Recorded data:

↓

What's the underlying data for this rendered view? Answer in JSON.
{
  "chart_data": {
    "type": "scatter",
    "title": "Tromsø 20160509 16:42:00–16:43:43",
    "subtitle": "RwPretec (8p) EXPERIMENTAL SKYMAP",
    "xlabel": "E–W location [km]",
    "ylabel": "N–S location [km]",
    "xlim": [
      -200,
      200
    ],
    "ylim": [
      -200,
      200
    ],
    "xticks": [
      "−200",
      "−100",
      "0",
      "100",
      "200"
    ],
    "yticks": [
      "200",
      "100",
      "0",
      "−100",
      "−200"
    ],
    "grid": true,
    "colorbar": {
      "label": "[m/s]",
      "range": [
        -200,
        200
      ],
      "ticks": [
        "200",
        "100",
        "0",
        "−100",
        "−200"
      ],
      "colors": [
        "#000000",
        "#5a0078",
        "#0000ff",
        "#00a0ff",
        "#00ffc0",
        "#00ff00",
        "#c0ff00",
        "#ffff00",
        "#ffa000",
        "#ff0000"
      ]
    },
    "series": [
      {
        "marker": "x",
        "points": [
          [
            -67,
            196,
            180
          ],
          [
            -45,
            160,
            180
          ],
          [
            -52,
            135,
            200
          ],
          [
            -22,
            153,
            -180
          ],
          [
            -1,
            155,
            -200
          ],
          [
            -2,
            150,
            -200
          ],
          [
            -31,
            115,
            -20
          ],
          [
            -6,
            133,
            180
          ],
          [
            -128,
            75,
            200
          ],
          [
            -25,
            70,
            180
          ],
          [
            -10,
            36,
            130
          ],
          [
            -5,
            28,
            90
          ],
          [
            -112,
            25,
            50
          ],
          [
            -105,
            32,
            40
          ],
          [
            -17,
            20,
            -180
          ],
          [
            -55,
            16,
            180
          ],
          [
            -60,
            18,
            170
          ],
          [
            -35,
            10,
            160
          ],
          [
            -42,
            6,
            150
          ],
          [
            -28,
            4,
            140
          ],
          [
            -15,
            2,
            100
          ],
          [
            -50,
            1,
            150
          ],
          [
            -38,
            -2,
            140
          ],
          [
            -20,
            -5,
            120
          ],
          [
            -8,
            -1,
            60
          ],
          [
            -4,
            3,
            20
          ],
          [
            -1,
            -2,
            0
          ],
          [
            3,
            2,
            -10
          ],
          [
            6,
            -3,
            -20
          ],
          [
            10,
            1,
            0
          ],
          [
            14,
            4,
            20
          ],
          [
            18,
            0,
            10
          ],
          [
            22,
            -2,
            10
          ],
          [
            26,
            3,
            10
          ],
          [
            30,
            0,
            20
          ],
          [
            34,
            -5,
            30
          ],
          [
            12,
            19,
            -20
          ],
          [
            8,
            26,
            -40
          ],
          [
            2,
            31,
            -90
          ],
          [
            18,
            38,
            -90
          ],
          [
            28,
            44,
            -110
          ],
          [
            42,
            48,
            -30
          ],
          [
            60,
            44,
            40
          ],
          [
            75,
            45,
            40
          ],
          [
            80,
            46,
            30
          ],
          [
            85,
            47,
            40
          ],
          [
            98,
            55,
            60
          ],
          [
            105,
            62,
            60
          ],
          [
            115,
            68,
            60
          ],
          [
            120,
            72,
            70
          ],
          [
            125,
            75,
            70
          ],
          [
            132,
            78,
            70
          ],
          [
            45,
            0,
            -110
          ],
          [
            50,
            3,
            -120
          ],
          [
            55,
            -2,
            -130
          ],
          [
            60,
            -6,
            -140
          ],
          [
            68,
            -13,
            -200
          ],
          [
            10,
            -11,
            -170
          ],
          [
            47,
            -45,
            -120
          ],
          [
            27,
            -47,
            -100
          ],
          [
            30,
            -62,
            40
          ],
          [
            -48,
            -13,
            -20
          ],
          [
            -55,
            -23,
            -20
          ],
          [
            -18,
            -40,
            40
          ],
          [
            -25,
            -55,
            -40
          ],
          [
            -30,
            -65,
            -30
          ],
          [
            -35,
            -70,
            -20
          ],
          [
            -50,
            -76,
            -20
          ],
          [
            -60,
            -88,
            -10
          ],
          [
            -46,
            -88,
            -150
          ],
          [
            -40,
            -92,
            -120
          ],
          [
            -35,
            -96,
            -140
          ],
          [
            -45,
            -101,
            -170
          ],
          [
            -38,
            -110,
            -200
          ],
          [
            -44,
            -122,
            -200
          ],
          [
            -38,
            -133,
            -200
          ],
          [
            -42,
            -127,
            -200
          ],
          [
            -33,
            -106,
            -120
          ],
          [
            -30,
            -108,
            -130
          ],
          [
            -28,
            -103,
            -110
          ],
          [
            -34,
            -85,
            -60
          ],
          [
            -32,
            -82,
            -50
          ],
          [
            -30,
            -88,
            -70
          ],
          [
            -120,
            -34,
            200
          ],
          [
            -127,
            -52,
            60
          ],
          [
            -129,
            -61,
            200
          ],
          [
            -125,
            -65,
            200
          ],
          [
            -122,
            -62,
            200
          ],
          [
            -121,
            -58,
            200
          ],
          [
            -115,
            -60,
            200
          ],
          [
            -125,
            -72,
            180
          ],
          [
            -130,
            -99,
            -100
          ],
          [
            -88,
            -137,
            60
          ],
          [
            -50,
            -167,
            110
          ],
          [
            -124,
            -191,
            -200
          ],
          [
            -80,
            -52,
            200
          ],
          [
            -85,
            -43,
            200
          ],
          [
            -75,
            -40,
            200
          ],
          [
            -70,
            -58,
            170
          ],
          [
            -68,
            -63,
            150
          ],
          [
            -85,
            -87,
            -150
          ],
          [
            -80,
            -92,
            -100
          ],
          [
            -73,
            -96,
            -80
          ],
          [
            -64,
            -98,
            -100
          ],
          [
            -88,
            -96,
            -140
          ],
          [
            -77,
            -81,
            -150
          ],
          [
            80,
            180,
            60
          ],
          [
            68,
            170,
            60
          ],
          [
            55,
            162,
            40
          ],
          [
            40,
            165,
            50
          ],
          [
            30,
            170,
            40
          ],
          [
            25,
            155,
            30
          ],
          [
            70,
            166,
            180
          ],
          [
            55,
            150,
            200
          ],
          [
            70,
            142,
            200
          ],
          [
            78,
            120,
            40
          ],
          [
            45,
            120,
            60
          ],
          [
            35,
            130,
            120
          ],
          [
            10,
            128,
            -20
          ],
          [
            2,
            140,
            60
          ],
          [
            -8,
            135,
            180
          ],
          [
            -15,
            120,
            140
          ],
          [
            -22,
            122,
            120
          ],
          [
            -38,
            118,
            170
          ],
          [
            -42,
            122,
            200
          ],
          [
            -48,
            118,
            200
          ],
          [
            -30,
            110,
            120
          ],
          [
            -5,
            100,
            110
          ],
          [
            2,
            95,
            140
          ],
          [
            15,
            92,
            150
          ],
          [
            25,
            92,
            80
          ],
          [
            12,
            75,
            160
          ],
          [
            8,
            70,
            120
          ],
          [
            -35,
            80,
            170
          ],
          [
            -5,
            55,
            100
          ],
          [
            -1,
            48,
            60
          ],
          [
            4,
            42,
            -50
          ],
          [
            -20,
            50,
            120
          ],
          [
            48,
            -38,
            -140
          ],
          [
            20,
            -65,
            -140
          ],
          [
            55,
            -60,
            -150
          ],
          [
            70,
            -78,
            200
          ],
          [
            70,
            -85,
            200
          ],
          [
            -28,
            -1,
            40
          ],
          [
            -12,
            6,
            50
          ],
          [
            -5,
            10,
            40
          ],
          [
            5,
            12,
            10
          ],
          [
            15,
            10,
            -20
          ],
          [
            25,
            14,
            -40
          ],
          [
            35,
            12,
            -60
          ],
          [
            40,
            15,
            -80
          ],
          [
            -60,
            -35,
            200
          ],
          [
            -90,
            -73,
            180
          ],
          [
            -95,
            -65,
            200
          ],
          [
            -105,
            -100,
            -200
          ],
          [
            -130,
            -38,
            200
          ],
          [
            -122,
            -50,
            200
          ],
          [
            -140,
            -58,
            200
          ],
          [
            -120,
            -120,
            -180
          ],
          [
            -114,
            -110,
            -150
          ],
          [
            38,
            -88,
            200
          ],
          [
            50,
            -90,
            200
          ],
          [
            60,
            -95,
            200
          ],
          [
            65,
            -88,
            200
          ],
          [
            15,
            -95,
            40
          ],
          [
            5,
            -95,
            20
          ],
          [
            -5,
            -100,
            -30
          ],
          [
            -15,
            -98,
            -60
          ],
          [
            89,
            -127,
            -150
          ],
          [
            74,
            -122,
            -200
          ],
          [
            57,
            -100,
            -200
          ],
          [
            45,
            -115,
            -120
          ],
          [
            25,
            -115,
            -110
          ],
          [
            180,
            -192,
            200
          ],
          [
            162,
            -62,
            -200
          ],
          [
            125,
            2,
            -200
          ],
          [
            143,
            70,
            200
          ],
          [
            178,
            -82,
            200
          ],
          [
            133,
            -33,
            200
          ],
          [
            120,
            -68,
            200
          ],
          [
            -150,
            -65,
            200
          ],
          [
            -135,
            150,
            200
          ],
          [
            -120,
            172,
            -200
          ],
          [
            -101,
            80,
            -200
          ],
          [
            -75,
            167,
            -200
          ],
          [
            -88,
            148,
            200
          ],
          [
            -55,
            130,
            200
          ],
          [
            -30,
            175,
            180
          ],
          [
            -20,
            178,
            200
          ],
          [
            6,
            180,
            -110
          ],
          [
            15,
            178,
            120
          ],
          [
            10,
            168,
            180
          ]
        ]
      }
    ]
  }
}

↑

_TO DO_
Select the lines that carry the string "location" and copy them.

_ANSWER TO THE EXERCISE_
    "xlabel": "E–W location [km]",
    "ylabel": "N–S location [km]",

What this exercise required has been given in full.